● **Directions**:
Work out how many lines of the records hold the string "said", and reply with that number alone.
───── Records shown
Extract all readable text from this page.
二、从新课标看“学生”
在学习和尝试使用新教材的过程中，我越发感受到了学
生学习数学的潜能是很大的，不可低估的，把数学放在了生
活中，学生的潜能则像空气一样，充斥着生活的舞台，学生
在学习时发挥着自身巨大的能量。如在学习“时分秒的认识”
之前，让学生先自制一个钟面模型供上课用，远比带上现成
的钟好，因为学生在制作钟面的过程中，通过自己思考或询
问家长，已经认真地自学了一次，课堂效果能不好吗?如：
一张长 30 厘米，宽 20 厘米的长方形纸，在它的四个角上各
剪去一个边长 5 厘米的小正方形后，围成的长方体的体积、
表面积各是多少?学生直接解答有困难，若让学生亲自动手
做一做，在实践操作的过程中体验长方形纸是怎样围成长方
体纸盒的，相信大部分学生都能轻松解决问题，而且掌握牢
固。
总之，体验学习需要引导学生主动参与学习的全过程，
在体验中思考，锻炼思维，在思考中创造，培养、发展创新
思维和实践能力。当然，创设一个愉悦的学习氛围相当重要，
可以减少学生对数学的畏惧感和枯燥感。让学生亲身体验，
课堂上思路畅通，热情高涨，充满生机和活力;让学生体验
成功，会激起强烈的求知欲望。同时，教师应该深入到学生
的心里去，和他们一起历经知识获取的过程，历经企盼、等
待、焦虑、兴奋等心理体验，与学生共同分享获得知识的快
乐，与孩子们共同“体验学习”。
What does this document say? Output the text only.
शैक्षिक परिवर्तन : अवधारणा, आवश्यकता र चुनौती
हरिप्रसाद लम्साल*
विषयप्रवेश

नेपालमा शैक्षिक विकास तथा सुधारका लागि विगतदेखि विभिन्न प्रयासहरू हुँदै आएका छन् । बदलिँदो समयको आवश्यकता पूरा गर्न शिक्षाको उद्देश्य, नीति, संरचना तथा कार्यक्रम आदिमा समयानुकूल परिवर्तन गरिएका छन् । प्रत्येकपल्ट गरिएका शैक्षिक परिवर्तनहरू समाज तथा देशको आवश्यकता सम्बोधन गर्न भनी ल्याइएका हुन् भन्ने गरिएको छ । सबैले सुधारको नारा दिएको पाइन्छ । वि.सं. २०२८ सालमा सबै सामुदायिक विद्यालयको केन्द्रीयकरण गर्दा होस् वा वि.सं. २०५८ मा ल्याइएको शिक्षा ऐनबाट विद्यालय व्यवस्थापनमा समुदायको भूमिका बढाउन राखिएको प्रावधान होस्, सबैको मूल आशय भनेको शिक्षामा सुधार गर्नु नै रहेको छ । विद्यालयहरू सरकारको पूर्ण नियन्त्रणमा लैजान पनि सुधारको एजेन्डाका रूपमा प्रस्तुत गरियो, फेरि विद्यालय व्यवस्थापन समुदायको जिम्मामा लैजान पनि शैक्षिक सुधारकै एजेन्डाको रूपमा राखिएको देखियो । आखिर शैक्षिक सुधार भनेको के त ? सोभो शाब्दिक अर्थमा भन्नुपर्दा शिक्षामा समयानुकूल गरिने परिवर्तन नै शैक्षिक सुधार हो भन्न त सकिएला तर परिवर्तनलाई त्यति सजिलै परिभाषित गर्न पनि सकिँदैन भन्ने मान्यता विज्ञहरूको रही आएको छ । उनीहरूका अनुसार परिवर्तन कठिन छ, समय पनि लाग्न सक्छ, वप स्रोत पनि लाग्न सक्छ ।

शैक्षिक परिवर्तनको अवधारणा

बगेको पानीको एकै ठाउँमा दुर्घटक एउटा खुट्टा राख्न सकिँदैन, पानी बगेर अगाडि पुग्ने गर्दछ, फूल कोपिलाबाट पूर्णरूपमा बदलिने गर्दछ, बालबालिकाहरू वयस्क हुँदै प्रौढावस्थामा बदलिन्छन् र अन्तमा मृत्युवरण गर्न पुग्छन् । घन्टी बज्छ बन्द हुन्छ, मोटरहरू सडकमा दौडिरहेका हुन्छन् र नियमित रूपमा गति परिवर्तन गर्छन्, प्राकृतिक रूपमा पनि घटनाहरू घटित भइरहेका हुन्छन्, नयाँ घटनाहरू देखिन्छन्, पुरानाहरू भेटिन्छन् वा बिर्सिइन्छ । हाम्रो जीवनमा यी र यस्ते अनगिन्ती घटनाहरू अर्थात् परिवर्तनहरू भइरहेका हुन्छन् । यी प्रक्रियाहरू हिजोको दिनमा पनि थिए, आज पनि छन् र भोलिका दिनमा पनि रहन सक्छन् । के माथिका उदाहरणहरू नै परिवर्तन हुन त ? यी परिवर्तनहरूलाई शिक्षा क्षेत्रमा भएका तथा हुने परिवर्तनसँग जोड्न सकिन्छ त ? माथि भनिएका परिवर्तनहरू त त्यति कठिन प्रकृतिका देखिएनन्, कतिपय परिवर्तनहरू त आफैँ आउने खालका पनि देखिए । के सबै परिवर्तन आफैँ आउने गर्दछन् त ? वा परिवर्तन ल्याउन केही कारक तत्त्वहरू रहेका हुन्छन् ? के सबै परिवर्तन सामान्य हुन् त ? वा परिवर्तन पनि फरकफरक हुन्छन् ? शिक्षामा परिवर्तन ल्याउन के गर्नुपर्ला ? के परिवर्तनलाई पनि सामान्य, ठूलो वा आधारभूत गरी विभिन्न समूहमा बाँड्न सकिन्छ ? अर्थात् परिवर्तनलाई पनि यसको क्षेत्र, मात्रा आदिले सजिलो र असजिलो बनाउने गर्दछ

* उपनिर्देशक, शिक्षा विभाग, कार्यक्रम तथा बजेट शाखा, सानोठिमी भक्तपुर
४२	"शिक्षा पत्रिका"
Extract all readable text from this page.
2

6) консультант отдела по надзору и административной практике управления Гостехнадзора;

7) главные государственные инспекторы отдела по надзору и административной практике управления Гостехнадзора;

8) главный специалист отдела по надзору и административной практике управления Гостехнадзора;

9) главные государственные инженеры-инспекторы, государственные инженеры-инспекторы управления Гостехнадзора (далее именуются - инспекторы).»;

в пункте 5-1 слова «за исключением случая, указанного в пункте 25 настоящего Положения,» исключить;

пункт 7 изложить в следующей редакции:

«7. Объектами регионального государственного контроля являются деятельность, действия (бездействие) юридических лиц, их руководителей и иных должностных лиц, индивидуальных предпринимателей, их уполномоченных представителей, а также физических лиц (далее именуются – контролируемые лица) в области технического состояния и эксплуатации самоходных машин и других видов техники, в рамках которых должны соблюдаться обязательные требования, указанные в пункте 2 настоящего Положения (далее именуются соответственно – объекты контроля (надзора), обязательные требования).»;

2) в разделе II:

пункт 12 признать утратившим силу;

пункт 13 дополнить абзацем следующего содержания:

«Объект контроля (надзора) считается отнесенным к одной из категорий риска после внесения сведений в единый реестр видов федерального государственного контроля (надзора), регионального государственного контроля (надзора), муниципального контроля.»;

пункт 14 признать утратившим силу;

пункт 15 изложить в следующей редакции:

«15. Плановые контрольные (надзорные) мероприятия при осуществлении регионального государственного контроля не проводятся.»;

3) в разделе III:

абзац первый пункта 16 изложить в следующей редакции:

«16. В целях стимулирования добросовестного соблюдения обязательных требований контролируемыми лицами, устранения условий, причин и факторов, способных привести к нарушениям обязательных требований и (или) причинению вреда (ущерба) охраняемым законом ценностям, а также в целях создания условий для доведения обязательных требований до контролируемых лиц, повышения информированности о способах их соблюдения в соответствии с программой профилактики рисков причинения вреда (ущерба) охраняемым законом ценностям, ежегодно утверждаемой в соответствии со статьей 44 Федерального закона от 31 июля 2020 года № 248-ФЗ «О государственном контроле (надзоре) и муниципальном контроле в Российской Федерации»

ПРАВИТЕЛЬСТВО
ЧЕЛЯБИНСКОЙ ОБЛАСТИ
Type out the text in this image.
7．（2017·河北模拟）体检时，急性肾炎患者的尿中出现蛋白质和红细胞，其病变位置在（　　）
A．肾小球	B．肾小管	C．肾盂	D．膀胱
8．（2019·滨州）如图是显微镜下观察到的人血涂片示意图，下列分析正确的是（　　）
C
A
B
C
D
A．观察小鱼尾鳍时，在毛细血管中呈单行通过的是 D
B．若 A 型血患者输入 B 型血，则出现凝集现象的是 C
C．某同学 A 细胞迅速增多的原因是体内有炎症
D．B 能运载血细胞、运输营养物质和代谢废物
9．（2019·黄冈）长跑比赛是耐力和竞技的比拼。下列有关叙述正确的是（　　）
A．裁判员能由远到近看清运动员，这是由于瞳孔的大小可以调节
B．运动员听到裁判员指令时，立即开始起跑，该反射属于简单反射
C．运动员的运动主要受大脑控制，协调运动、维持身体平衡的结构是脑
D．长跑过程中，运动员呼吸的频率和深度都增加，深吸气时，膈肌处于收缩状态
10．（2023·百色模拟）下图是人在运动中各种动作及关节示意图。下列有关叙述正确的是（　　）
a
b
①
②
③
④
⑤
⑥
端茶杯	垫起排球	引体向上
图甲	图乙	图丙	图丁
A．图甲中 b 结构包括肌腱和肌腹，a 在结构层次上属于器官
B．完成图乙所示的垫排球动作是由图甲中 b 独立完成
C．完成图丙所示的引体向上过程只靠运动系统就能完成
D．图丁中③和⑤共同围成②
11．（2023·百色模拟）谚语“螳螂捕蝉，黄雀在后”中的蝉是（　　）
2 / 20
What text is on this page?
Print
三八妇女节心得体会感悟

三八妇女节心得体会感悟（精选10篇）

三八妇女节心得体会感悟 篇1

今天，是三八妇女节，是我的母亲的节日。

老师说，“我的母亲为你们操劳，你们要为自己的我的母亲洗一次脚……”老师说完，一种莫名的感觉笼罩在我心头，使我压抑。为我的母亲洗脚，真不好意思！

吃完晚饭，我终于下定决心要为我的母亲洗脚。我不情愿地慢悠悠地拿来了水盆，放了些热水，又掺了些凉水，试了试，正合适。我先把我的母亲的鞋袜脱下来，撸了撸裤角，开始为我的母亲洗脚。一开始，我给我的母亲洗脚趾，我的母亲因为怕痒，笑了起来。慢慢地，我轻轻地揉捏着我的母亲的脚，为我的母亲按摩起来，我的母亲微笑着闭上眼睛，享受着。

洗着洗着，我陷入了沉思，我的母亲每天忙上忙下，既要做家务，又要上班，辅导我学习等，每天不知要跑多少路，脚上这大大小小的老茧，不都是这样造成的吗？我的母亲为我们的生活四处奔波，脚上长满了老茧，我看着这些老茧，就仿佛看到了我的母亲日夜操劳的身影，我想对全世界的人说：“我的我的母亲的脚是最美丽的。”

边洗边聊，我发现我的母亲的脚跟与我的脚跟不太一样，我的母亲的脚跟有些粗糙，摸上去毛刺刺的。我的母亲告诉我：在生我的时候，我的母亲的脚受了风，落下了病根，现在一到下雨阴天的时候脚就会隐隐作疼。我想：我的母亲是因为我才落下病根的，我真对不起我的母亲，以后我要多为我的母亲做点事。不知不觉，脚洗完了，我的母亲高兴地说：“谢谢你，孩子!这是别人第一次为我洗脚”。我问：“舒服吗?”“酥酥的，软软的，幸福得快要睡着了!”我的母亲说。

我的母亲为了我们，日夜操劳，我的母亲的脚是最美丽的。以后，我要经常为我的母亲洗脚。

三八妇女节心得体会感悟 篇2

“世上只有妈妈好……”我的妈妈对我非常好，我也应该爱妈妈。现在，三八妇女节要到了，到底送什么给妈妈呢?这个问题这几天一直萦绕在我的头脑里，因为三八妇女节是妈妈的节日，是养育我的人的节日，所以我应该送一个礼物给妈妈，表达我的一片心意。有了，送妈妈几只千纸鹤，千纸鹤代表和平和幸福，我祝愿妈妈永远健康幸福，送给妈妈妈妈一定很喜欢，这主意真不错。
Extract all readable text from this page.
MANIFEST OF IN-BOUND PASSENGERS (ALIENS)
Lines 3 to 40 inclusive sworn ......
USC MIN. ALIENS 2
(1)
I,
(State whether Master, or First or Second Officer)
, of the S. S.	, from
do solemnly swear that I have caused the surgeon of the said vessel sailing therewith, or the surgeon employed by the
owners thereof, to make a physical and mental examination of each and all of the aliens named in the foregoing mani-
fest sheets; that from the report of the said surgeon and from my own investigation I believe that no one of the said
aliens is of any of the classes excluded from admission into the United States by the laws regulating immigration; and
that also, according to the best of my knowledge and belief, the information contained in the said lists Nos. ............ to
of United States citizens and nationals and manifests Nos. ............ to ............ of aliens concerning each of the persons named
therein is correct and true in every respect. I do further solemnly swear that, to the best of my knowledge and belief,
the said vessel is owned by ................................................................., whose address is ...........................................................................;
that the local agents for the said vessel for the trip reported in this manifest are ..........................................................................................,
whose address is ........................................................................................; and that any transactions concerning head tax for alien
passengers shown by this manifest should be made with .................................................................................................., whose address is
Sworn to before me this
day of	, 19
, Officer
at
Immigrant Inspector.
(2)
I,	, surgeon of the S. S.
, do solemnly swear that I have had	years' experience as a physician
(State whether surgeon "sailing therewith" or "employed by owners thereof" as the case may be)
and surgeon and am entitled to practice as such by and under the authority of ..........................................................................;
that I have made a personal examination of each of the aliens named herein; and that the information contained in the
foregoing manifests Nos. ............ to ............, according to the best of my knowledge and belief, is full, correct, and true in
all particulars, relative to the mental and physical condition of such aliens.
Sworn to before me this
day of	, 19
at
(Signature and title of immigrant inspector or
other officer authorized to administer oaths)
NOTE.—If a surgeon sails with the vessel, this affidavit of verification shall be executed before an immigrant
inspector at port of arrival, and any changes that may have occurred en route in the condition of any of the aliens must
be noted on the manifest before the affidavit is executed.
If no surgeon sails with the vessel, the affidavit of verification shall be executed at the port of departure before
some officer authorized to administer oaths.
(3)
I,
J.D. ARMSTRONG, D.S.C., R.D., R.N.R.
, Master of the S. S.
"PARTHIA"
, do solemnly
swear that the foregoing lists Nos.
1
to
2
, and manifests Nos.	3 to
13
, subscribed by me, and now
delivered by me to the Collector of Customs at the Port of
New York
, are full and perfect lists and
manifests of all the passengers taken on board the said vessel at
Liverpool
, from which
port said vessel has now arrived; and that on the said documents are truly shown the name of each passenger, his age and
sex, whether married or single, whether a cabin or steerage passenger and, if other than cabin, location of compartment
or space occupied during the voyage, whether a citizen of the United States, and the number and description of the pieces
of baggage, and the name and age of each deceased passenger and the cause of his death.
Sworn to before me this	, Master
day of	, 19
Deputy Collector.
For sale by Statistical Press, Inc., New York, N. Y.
──────────
● **Complete response**:
7